## Do this:
Tally up the lines carrying the string "gefertigt" and respond with only the resulting number.

## Source records:
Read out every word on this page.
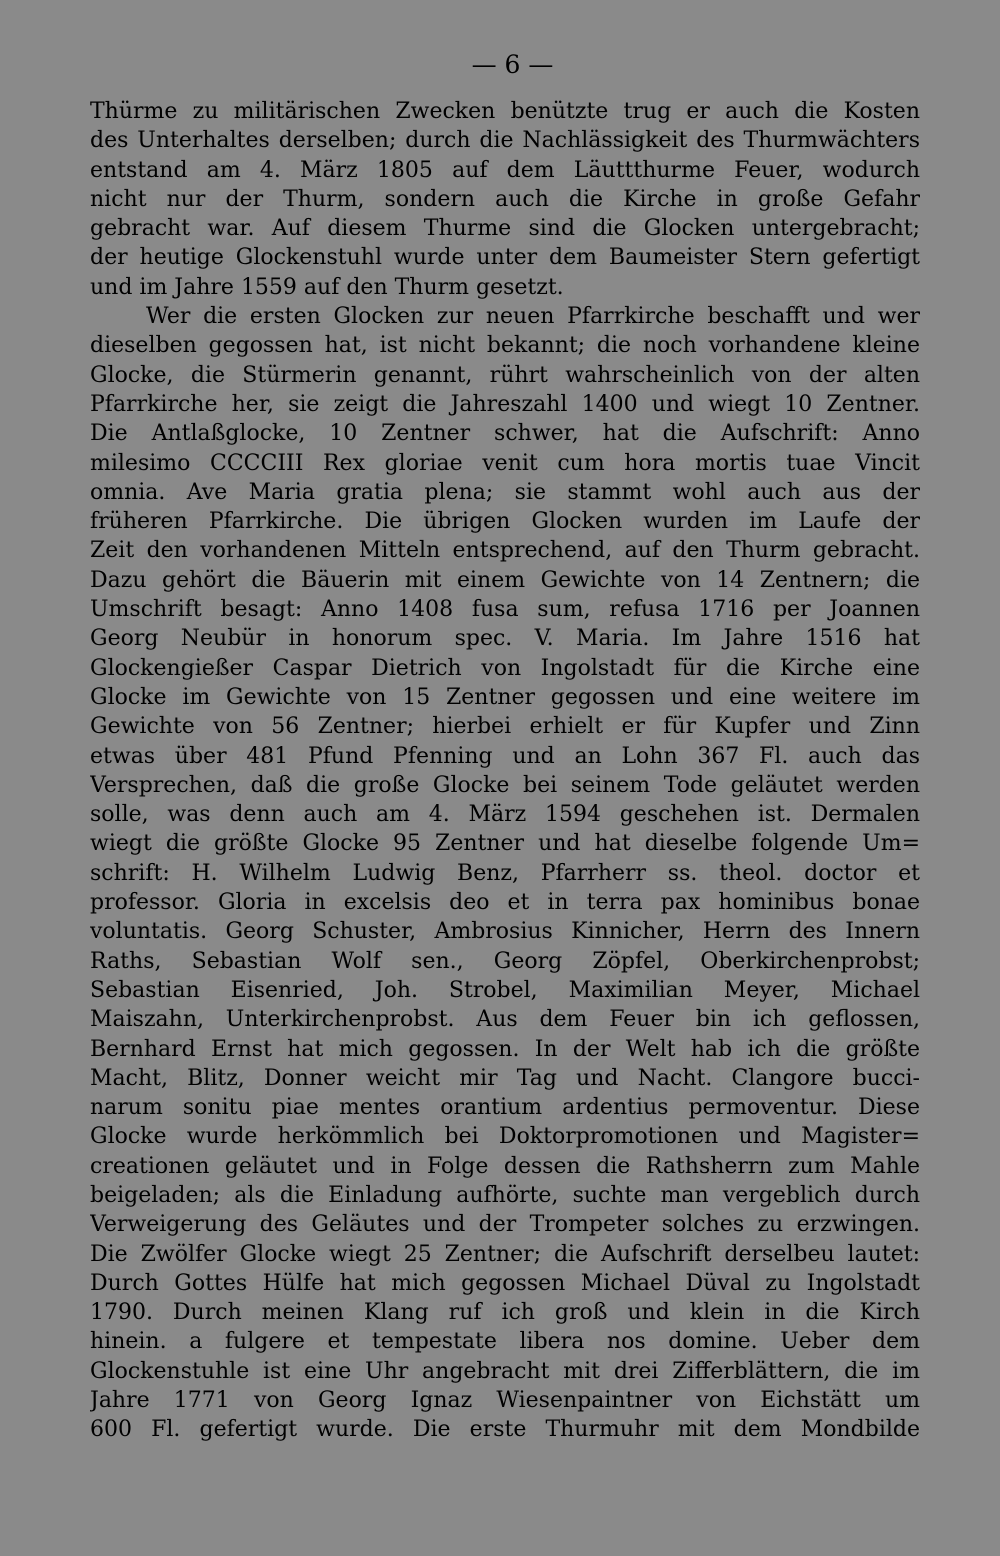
— 6 —
Thürme zu militärischen Zwecken benützte trug er auch die Kosten
des Unterhaltes derselben; durch die Nachlässigkeit des Thurmwächters
entstand am 4. März 1805 auf dem Läuttthurme Feuer, wodurch
nicht nur der Thurm, sondern auch die Kirche in große Gefahr
gebracht war. Auf diesem Thurme sind die Glocken untergebracht;
der heutige Glockenstuhl wurde unter dem Baumeister Stern gefertigt
und im Jahre 1559 auf den Thurm gesetzt.
Wer die ersten Glocken zur neuen Pfarrkirche beschafft und wer
dieselben gegossen hat, ist nicht bekannt; die noch vorhandene kleine
Glocke, die Stürmerin genannt, rührt wahrscheinlich von der alten
Pfarrkirche her, sie zeigt die Jahreszahl 1400 und wiegt 10 Zentner.
Die Antlaßglocke, 10 Zentner schwer, hat die Aufschrift: Anno
milesimo CCCCIII Rex gloriae venit cum hora mortis tuae Vincit
omnia. Ave Maria gratia plena; sie stammt wohl auch aus der
früheren Pfarrkirche. Die übrigen Glocken wurden im Laufe der
Zeit den vorhandenen Mitteln entsprechend, auf den Thurm gebracht.
Dazu gehört die Bäuerin mit einem Gewichte von 14 Zentnern; die
Umschrift besagt: Anno 1408 fusa sum, refusa 1716 per Joannen
Georg Neubür in honorum spec. V. Maria. Im Jahre 1516 hat
Glockengießer Caspar Dietrich von Ingolstadt für die Kirche eine
Glocke im Gewichte von 15 Zentner gegossen und eine weitere im
Gewichte von 56 Zentner; hierbei erhielt er für Kupfer und Zinn
etwas über 481 Pfund Pfenning und an Lohn 367 Fl. auch das
Versprechen, daß die große Glocke bei seinem Tode geläutet werden
solle, was denn auch am 4. März 1594 geschehen ist. Dermalen
wiegt die größte Glocke 95 Zentner und hat dieselbe folgende Um=
schrift: H. Wilhelm Ludwig Benz, Pfarrherr ss. theol. doctor et
professor. Gloria in excelsis deo et in terra pax hominibus bonae
voluntatis. Georg Schuster, Ambrosius Kinnicher, Herrn des Innern
Raths, Sebastian Wolf sen., Georg Zöpfel, Oberkirchenprobst;
Sebastian Eisenried, Joh. Strobel, Maximilian Meyer, Michael
Maiszahn, Unterkirchenprobst. Aus dem Feuer bin ich geflossen,
Bernhard Ernst hat mich gegossen. In der Welt hab ich die größte
Macht, Blitz, Donner weicht mir Tag und Nacht. Clangore bucci-
narum sonitu piae mentes orantium ardentius permoventur. Diese
Glocke wurde herkömmlich bei Doktorpromotionen und Magister=
creationen geläutet und in Folge dessen die Rathsherrn zum Mahle
beigeladen; als die Einladung aufhörte, suchte man vergeblich durch
Verweigerung des Geläutes und der Trompeter solches zu erzwingen.
Die Zwölfer Glocke wiegt 25 Zentner; die Aufschrift derselbeu lautet:
Durch Gottes Hülfe hat mich gegossen Michael Düval zu Ingolstadt
1790. Durch meinen Klang ruf ich groß und klein in die Kirch
hinein. a fulgere et tempestate libera nos domine. Ueber dem
Glockenstuhle ist eine Uhr angebracht mit drei Zifferblättern, die im
Jahre 1771 von Georg Ignaz Wiesenpaintner von Eichstätt um
600 Fl. gefertigt wurde. Die erste Thurmuhr mit dem Mondbilde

## Written solution:
2